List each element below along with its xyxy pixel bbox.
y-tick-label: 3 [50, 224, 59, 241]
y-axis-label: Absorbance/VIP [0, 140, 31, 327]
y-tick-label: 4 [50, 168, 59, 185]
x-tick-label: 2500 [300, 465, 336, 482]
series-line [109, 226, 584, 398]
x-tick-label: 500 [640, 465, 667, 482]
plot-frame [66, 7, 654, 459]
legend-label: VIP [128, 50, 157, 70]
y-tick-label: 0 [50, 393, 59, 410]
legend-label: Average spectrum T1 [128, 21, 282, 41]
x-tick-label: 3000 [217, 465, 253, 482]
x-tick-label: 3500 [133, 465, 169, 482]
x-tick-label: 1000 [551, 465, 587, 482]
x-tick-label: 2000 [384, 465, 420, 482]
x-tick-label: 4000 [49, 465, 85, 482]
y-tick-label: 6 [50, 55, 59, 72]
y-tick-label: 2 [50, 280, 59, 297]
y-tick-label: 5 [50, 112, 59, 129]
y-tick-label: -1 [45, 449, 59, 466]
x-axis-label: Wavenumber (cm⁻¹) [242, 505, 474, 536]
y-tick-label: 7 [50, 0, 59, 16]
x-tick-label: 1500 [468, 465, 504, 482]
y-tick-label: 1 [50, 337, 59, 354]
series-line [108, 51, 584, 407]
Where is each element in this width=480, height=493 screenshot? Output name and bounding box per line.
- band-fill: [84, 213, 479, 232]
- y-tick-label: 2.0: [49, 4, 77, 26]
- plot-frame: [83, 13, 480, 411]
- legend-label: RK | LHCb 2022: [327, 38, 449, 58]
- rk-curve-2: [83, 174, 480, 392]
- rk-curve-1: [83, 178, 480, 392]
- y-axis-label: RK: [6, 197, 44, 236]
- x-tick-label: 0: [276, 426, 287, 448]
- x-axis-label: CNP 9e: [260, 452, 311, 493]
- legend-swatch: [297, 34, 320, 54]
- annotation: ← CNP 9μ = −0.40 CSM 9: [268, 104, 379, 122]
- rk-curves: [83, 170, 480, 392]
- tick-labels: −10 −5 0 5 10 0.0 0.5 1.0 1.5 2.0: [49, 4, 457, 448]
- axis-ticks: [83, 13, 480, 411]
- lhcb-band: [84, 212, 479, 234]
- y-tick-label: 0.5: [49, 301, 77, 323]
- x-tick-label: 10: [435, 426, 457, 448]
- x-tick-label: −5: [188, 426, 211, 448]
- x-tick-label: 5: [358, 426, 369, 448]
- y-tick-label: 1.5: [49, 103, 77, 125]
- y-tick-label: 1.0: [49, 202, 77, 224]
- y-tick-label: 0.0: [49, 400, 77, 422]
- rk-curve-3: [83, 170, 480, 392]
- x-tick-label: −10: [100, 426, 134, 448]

| TASK DESCRIPTION |
Transcribe the listing above verbatim, beginning at its first line and stopping after the line that contains "legend-label: VIP [128, 50, 157, 70]".

| THE COMPLETED TASK |
List each element below along with its xyxy pixel bbox.
y-tick-label: 3 [50, 224, 59, 241]
y-axis-label: Absorbance/VIP [0, 140, 31, 327]
y-tick-label: 4 [50, 168, 59, 185]
x-tick-label: 2500 [300, 465, 336, 482]
series-line [109, 226, 584, 398]
x-tick-label: 500 [640, 465, 667, 482]
plot-frame [66, 7, 654, 459]
legend-label: VIP [128, 50, 157, 70]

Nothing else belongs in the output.